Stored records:
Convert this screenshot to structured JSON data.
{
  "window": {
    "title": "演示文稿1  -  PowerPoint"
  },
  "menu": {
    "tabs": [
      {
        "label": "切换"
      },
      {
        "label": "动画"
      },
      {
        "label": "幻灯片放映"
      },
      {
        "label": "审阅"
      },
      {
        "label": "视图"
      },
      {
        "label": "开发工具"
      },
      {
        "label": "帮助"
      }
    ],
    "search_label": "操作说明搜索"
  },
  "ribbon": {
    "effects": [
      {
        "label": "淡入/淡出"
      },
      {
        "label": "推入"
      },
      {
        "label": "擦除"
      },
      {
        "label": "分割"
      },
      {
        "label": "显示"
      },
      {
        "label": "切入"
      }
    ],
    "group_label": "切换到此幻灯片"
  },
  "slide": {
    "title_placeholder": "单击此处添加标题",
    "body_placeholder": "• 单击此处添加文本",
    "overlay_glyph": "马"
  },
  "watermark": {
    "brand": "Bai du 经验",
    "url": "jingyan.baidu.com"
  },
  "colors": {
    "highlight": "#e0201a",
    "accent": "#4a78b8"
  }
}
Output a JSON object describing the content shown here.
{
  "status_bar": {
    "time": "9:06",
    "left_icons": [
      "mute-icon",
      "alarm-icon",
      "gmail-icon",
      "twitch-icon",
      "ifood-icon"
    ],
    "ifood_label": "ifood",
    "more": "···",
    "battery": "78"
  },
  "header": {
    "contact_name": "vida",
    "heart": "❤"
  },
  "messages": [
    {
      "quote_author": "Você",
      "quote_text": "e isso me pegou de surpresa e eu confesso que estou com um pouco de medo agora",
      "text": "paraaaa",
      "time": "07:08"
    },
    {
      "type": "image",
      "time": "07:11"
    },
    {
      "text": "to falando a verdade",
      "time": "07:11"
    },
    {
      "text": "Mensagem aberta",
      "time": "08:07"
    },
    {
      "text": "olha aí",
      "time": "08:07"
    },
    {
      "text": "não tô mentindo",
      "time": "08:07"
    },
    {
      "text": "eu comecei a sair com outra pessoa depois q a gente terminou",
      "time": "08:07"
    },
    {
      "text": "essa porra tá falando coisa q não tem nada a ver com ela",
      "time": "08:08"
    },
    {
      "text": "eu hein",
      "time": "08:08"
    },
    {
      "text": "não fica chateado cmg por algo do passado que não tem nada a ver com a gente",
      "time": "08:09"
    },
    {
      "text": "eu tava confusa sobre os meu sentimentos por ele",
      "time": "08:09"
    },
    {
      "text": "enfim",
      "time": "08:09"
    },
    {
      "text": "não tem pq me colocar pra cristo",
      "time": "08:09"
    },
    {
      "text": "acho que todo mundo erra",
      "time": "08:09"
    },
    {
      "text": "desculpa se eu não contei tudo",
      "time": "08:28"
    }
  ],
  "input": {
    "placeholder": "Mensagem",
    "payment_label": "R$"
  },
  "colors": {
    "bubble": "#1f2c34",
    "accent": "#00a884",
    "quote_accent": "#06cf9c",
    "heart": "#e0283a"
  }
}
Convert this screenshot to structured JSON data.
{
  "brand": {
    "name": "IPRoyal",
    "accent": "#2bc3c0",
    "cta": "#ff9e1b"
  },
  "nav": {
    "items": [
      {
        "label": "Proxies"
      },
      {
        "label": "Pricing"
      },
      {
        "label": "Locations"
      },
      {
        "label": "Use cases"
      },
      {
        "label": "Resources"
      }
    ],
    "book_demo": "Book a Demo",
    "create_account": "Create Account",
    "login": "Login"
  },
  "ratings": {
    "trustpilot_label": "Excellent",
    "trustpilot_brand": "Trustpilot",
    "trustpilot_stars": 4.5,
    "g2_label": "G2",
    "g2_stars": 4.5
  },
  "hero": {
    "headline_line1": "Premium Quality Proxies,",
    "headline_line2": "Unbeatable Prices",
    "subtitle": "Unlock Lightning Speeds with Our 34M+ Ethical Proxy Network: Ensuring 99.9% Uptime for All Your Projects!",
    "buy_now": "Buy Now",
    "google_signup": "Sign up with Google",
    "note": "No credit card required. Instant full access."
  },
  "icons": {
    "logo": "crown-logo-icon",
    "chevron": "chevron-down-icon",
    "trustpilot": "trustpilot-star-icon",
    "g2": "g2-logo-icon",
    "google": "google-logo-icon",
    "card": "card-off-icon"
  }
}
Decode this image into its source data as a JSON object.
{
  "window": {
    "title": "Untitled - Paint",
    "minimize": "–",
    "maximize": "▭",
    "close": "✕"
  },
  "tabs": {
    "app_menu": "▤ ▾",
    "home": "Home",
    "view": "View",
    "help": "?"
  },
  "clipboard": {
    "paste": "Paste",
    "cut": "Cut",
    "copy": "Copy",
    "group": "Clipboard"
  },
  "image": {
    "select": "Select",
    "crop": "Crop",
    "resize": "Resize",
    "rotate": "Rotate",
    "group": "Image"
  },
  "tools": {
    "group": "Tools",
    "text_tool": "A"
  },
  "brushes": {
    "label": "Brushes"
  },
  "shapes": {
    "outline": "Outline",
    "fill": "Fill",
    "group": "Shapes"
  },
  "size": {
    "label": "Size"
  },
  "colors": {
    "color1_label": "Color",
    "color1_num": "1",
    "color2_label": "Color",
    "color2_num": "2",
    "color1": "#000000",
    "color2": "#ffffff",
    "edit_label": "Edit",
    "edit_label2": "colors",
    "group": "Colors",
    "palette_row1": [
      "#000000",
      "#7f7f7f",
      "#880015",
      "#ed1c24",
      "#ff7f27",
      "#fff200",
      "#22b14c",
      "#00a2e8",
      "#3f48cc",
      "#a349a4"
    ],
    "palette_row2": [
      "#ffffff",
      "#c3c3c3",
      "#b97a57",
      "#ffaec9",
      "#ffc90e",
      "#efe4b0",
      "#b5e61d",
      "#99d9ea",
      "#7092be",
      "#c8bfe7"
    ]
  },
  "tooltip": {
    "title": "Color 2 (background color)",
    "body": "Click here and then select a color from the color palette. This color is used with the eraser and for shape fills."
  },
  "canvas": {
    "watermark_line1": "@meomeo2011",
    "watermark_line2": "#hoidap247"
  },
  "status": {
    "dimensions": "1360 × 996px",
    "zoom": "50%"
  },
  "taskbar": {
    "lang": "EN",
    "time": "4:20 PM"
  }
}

Instruction:
Provide the number of lines in these entries that hold the word "nada", without any accompanying text.

Full answer:
2